#### [PROBLEM DETAILS]
How many lines in the listing below contain the string "legend"? Reply with the number alone.

[Raw records]
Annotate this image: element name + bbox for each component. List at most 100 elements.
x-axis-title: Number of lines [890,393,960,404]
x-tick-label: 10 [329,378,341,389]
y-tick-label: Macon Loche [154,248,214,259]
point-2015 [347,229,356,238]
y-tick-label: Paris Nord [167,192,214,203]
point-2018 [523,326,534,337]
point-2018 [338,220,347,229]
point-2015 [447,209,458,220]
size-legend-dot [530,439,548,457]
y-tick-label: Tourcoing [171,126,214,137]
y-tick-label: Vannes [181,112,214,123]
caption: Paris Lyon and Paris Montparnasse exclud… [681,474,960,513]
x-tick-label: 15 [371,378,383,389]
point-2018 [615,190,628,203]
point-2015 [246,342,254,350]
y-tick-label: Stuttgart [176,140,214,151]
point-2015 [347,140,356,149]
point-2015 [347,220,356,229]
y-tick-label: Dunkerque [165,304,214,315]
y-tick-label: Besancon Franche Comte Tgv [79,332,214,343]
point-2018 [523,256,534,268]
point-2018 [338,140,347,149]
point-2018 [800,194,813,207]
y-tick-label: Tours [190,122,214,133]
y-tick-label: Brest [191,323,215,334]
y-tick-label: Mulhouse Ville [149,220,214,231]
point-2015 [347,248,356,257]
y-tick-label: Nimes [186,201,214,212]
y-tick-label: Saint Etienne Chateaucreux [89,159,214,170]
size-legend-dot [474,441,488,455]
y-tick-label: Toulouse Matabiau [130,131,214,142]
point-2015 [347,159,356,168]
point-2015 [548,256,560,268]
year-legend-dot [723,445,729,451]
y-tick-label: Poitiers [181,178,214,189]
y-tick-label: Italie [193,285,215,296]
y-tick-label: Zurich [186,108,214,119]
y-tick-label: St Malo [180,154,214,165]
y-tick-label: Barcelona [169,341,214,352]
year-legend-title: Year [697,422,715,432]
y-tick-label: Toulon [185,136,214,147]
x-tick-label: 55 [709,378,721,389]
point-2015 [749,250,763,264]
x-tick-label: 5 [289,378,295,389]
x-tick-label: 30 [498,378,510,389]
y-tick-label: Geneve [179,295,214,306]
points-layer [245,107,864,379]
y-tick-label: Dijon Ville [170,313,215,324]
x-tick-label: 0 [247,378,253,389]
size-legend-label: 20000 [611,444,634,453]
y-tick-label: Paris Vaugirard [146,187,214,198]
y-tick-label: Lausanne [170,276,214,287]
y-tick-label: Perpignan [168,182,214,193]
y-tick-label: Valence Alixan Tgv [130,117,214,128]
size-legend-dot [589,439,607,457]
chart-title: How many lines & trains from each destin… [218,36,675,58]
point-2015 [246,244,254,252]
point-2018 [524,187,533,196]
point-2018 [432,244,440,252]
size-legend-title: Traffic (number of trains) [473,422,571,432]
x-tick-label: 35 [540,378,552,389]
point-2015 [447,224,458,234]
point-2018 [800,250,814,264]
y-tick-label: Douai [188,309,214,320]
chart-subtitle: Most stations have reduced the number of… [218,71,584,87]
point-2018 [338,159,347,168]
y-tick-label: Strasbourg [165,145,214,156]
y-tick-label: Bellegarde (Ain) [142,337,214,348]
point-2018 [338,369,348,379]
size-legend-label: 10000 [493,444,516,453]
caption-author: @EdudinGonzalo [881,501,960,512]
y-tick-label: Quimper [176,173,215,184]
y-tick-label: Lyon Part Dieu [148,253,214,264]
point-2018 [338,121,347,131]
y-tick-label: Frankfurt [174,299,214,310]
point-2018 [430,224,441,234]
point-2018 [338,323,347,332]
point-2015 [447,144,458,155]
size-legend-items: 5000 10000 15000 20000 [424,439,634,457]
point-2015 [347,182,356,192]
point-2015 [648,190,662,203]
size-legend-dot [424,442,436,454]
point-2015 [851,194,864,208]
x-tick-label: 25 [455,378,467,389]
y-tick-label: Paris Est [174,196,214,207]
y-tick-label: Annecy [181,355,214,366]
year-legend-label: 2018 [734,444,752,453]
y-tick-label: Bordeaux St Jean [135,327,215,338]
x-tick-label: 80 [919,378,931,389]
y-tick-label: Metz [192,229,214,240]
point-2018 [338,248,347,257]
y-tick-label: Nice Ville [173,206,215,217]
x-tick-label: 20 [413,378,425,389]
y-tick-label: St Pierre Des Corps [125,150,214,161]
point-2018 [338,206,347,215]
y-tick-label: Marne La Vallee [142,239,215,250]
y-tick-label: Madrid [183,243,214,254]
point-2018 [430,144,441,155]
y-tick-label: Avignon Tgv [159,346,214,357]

#### [RESPONSE TO THIS EXERCISE]
11